──────── TASK INPUT ────────
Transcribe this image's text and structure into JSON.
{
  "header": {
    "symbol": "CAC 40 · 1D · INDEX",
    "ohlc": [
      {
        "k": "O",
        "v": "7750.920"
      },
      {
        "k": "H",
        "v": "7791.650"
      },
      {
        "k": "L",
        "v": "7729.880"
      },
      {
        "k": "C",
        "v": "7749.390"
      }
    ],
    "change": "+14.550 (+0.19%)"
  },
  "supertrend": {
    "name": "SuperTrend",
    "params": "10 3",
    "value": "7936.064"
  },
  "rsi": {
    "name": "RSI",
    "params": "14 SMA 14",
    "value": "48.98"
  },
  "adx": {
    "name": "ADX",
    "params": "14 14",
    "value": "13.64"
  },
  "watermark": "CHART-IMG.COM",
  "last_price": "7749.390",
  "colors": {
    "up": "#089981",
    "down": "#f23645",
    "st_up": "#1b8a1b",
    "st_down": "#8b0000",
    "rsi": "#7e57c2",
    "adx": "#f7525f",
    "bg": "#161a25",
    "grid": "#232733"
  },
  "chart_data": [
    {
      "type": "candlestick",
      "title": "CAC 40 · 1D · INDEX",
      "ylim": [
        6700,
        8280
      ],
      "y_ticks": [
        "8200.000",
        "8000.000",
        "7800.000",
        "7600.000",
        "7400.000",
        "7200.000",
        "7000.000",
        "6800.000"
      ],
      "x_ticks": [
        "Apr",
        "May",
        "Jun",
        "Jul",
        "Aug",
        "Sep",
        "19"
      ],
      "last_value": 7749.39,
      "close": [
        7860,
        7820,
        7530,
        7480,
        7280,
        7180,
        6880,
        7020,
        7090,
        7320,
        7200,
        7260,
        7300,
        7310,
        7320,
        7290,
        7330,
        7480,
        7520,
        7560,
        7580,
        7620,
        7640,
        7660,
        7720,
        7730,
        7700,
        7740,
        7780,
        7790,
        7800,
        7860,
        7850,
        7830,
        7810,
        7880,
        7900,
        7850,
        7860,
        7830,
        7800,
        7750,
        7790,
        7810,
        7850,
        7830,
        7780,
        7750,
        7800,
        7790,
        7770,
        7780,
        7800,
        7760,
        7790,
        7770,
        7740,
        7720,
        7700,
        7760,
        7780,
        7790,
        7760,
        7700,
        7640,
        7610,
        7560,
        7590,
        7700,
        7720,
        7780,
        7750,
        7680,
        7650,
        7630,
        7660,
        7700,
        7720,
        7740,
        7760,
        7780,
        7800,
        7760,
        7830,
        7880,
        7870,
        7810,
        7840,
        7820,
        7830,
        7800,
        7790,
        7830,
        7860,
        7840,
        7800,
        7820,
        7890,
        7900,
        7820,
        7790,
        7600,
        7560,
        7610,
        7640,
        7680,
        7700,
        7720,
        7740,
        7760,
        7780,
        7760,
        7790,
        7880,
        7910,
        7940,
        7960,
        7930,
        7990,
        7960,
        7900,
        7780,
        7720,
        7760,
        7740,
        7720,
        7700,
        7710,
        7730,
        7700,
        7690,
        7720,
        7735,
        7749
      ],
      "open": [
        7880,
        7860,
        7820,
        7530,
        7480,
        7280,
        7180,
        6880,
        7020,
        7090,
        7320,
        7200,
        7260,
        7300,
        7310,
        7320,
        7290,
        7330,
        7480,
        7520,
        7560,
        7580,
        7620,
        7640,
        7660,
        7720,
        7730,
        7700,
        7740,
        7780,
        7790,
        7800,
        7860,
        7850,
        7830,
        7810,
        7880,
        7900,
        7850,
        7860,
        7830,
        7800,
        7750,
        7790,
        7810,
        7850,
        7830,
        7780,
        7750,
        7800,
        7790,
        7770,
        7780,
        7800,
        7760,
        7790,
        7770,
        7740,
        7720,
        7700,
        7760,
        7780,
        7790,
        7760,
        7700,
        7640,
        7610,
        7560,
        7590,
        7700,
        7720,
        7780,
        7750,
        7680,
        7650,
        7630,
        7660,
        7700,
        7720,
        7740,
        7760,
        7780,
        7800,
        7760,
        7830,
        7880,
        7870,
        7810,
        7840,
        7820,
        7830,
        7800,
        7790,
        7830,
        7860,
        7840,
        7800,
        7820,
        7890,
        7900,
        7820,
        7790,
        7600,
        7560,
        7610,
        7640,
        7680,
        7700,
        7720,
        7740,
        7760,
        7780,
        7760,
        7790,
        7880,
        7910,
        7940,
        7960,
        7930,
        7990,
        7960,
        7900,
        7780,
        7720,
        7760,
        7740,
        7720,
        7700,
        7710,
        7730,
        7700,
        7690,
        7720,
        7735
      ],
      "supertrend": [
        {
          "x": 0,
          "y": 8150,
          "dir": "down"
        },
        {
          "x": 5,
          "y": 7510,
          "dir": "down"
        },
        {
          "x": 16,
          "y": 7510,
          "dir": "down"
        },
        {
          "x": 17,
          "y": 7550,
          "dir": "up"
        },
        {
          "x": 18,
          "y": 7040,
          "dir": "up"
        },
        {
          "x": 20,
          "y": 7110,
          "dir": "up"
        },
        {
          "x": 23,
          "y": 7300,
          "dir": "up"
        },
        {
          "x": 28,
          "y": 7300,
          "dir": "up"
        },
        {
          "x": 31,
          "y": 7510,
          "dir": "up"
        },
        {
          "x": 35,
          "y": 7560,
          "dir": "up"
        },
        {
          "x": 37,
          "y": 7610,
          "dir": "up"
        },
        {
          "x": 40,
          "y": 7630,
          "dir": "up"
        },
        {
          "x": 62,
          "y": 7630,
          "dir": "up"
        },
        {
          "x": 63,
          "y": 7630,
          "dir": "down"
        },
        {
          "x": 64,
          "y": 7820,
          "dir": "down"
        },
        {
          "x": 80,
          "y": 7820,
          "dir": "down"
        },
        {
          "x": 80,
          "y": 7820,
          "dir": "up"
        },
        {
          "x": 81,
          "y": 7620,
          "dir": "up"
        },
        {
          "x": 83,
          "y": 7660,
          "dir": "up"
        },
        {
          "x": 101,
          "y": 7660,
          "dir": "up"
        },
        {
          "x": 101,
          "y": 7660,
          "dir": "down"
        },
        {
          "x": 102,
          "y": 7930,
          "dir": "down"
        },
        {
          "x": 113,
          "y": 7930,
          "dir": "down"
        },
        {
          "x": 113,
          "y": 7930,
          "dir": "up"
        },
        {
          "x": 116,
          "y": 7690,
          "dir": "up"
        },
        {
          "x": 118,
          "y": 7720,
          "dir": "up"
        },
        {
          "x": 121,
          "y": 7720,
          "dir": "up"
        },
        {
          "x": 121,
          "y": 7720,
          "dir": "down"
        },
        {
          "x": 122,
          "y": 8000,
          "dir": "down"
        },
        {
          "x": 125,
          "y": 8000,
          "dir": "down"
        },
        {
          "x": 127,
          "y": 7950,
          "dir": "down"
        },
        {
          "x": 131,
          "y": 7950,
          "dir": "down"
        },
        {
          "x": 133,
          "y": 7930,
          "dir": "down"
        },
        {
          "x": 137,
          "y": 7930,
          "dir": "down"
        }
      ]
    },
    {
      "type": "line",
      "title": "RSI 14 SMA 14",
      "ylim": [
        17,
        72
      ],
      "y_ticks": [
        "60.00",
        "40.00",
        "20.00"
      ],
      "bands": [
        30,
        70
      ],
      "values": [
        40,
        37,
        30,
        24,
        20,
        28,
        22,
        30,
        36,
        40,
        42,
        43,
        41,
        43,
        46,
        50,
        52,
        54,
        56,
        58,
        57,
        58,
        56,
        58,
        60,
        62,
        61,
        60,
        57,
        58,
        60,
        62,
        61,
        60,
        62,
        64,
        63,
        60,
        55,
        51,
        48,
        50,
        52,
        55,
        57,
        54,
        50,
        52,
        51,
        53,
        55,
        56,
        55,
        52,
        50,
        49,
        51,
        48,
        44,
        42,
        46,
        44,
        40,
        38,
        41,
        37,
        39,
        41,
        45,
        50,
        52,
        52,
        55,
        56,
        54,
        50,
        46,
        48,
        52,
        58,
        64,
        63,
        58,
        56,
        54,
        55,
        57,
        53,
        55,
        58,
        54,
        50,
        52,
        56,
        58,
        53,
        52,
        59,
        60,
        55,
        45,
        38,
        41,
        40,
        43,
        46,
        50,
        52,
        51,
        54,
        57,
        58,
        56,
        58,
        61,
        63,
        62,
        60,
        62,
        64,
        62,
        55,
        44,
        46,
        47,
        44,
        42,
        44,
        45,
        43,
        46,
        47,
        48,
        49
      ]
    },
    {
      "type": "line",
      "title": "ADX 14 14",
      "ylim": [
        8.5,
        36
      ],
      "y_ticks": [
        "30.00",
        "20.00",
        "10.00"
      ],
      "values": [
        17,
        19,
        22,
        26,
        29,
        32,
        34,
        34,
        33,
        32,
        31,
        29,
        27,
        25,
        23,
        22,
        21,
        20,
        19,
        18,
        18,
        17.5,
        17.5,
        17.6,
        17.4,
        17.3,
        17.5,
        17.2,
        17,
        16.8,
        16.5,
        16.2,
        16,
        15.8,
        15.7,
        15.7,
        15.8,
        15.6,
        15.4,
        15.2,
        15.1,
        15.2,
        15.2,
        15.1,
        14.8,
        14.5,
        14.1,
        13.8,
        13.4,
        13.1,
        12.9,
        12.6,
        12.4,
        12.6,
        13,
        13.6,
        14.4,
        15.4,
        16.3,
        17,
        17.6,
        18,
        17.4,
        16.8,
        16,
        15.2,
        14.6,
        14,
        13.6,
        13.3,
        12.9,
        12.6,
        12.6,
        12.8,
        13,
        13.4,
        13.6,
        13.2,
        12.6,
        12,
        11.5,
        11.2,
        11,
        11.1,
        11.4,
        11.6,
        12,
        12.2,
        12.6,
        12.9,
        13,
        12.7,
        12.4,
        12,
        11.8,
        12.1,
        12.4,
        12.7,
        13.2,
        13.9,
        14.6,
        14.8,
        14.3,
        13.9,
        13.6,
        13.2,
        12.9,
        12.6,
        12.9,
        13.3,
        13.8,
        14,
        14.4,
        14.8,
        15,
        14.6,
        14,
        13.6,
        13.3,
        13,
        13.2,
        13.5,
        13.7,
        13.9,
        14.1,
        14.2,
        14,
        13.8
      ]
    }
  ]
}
────────
▸ **EXERCISE PROMPT**
Across all the entries, count the lines that contain the word "INDEX" and give the number by itself.

▸ **RESPONSE**
2